**WHAT YOU NEED TO DO:** Reproduce all the entries exactly and keep the pictures out.

((

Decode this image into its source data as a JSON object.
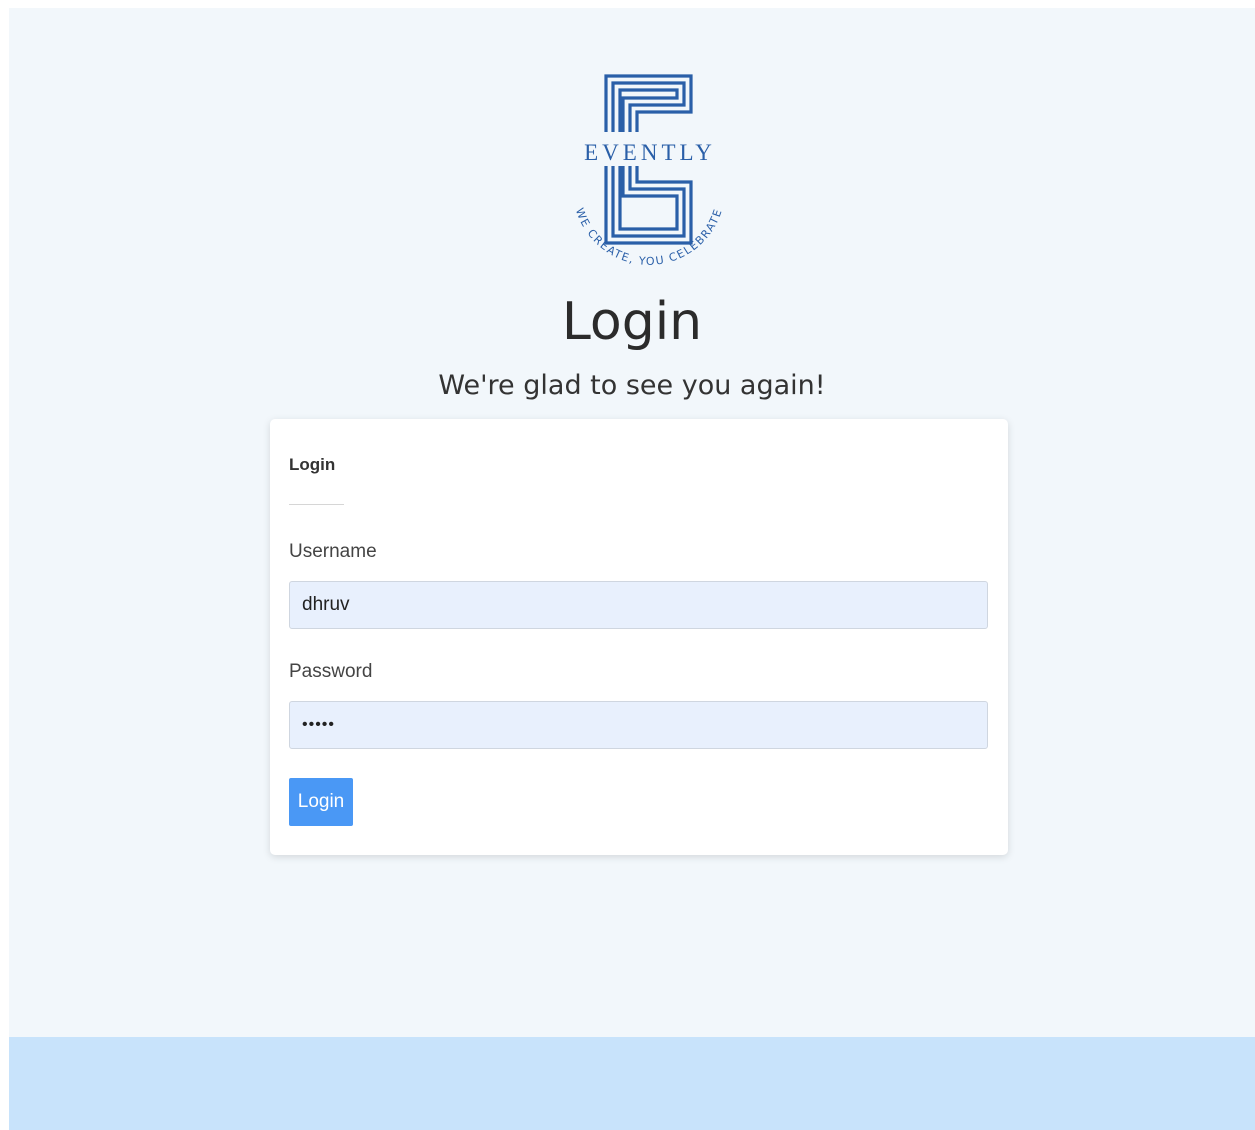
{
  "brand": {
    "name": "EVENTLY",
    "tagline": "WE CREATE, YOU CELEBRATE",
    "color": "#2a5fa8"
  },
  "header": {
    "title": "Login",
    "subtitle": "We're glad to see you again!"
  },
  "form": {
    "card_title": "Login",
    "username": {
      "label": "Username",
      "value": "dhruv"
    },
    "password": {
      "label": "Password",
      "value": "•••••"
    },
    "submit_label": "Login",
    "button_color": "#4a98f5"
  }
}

))

**EXERCISE SOLUTION:**
Decode this image into its source data as a JSON object.
{
  "brand": {
    "name": "EVENTLY",
    "tagline": "WE CREATE, YOU CELEBRATE",
    "color": "#2a5fa8"
  },
  "header": {
    "title": "Login",
    "subtitle": "We're glad to see you again!"
  },
  "form": {
    "card_title": "Login",
    "username": {
      "label": "Username",
      "value": "dhruv"
    },
    "password": {
      "label": "Password",
      "value": "•••••"
    },
    "submit_label": "Login",
    "button_color": "#4a98f5"
  }
}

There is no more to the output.